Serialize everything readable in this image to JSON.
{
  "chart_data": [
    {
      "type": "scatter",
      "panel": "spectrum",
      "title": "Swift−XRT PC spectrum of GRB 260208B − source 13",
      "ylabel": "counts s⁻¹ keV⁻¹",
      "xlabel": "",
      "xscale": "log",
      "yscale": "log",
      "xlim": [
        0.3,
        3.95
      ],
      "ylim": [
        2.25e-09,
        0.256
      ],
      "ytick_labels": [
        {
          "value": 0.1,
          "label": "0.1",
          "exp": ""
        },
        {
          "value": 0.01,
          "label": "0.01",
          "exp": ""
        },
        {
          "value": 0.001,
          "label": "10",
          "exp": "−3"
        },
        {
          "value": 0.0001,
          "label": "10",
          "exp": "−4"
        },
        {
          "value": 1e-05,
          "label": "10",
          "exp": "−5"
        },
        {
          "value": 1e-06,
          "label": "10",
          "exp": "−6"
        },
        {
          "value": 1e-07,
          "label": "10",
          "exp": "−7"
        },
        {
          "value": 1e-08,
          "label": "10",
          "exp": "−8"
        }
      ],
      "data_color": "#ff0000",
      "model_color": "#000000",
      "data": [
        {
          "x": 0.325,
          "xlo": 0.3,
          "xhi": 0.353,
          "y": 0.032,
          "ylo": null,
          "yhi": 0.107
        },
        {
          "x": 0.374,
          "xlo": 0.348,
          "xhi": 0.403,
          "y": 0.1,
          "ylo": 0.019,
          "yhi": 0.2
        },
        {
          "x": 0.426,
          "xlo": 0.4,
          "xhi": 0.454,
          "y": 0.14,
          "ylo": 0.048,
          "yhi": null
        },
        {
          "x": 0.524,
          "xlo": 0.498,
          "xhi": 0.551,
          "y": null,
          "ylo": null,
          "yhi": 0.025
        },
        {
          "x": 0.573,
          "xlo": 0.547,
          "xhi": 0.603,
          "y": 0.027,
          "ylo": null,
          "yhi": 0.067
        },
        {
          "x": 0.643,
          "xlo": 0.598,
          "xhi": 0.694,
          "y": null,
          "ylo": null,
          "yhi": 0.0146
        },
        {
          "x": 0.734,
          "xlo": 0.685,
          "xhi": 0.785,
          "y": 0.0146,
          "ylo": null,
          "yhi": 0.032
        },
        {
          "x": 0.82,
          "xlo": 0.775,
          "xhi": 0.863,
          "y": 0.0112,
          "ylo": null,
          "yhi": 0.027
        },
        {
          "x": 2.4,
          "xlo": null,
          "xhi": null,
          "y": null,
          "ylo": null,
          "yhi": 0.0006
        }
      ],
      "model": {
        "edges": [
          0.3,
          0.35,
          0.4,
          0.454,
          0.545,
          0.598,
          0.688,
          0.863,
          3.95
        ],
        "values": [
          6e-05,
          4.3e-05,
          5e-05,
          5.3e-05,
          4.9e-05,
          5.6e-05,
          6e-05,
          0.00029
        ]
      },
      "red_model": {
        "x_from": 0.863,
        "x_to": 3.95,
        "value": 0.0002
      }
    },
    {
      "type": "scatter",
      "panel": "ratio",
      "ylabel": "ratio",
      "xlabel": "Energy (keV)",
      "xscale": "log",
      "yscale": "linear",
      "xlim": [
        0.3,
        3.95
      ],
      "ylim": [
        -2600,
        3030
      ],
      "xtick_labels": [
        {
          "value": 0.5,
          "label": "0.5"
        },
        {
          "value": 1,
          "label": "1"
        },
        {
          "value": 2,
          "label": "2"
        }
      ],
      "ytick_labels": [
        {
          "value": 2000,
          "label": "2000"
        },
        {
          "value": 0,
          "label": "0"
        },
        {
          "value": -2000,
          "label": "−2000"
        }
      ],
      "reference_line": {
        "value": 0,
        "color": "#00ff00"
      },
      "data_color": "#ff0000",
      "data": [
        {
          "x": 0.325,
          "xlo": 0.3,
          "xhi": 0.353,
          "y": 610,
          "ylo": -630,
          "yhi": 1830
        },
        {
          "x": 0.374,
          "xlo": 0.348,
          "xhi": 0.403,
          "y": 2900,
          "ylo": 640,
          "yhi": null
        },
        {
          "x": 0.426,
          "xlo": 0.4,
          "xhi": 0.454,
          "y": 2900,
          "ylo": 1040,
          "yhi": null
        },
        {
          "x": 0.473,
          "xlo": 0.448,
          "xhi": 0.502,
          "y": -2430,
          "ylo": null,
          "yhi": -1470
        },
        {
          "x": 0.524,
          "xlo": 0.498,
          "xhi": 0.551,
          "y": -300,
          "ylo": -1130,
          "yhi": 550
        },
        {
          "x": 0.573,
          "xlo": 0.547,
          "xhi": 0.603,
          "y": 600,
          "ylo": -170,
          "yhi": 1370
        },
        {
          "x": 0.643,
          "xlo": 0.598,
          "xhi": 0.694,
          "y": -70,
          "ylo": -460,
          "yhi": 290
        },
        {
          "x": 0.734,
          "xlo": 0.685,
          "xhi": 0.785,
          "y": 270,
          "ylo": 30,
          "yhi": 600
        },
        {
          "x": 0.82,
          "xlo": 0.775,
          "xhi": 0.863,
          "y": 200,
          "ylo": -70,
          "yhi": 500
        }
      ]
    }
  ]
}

#### What you have to do
Reproduce the listing in full. Keep it exactly as written.

#### Full output
Serialize everything readable in this image to JSON.
{
  "chart_data": [
    {
      "type": "scatter",
      "panel": "spectrum",
      "title": "Swift−XRT PC spectrum of GRB 260208B − source 13",
      "ylabel": "counts s⁻¹ keV⁻¹",
      "xlabel": "",
      "xscale": "log",
      "yscale": "log",
      "xlim": [
        0.3,
        3.95
      ],
      "ylim": [
        2.25e-09,
        0.256
      ],
      "ytick_labels": [
        {
          "value": 0.1,
          "label": "0.1",
          "exp": ""
        },
        {
          "value": 0.01,
          "label": "0.01",
          "exp": ""
        },
        {
          "value": 0.001,
          "label": "10",
          "exp": "−3"
        },
        {
          "value": 0.0001,
          "label": "10",
          "exp": "−4"
        },
        {
          "value": 1e-05,
          "label": "10",
          "exp": "−5"
        },
        {
          "value": 1e-06,
          "label": "10",
          "exp": "−6"
        },
        {
          "value": 1e-07,
          "label": "10",
          "exp": "−7"
        },
        {
          "value": 1e-08,
          "label": "10",
          "exp": "−8"
        }
      ],
      "data_color": "#ff0000",
      "model_color": "#000000",
      "data": [
        {
          "x": 0.325,
          "xlo": 0.3,
          "xhi": 0.353,
          "y": 0.032,
          "ylo": null,
          "yhi": 0.107
        },
        {
          "x": 0.374,
          "xlo": 0.348,
          "xhi": 0.403,
          "y": 0.1,
          "ylo": 0.019,
          "yhi": 0.2
        },
        {
          "x": 0.426,
          "xlo": 0.4,
          "xhi": 0.454,
          "y": 0.14,
          "ylo": 0.048,
          "yhi": null
        },
        {
          "x": 0.524,
          "xlo": 0.498,
          "xhi": 0.551,
          "y": null,
          "ylo": null,
          "yhi": 0.025
        },
        {
          "x": 0.573,
          "xlo": 0.547,
          "xhi": 0.603,
          "y": 0.027,
          "ylo": null,
          "yhi": 0.067
        },
        {
          "x": 0.643,
          "xlo": 0.598,
          "xhi": 0.694,
          "y": null,
          "ylo": null,
          "yhi": 0.0146
        },
        {
          "x": 0.734,
          "xlo": 0.685,
          "xhi": 0.785,
          "y": 0.0146,
          "ylo": null,
          "yhi": 0.032
        },
        {
          "x": 0.82,
          "xlo": 0.775,
          "xhi": 0.863,
          "y": 0.0112,
          "ylo": null,
          "yhi": 0.027
        },
        {
          "x": 2.4,
          "xlo": null,
          "xhi": null,
          "y": null,
          "ylo": null,
          "yhi": 0.0006
        }
      ],
      "model": {
        "edges": [
          0.3,
          0.35,
          0.4,
          0.454,
          0.545,
          0.598,
          0.688,
          0.863,
          3.95
        ],
        "values": [
          6e-05,
          4.3e-05,
          5e-05,
          5.3e-05,
          4.9e-05,
          5.6e-05,
          6e-05,
          0.00029
        ]
      },
      "red_model": {
        "x_from": 0.863,
        "x_to": 3.95,
        "value": 0.0002
      }
    },
    {
      "type": "scatter",
      "panel": "ratio",
      "ylabel": "ratio",
      "xlabel": "Energy (keV)",
      "xscale": "log",
      "yscale": "linear",
      "xlim": [
        0.3,
        3.95
      ],
      "ylim": [
        -2600,
        3030
      ],
      "xtick_labels": [
        {
          "value": 0.5,
          "label": "0.5"
        },
        {
          "value": 1,
          "label": "1"
        },
        {
          "value": 2,
          "label": "2"
        }
      ],
      "ytick_labels": [
        {
          "value": 2000,
          "label": "2000"
        },
        {
          "value": 0,
          "label": "0"
        },
        {
          "value": -2000,
          "label": "−2000"
        }
      ],
      "reference_line": {
        "value": 0,
        "color": "#00ff00"
      },
      "data_color": "#ff0000",
      "data": [
        {
          "x": 0.325,
          "xlo": 0.3,
          "xhi": 0.353,
          "y": 610,
          "ylo": -630,
          "yhi": 1830
        },
        {
          "x": 0.374,
          "xlo": 0.348,
          "xhi": 0.403,
          "y": 2900,
          "ylo": 640,
          "yhi": null
        },
        {
          "x": 0.426,
          "xlo": 0.4,
          "xhi": 0.454,
          "y": 2900,
          "ylo": 1040,
          "yhi": null
        },
        {
          "x": 0.473,
          "xlo": 0.448,
          "xhi": 0.502,
          "y": -2430,
          "ylo": null,
          "yhi": -1470
        },
        {
          "x": 0.524,
          "xlo": 0.498,
          "xhi": 0.551,
          "y": -300,
          "ylo": -1130,
          "yhi": 550
        },
        {
          "x": 0.573,
          "xlo": 0.547,
          "xhi": 0.603,
          "y": 600,
          "ylo": -170,
          "yhi": 1370
        },
        {
          "x": 0.643,
          "xlo": 0.598,
          "xhi": 0.694,
          "y": -70,
          "ylo": -460,
          "yhi": 290
        },
        {
          "x": 0.734,
          "xlo": 0.685,
          "xhi": 0.785,
          "y": 270,
          "ylo": 30,
          "yhi": 600
        },
        {
          "x": 0.82,
          "xlo": 0.775,
          "xhi": 0.863,
          "y": 200,
          "ylo": -70,
          "yhi": 500
        }
      ]
    }
  ]
}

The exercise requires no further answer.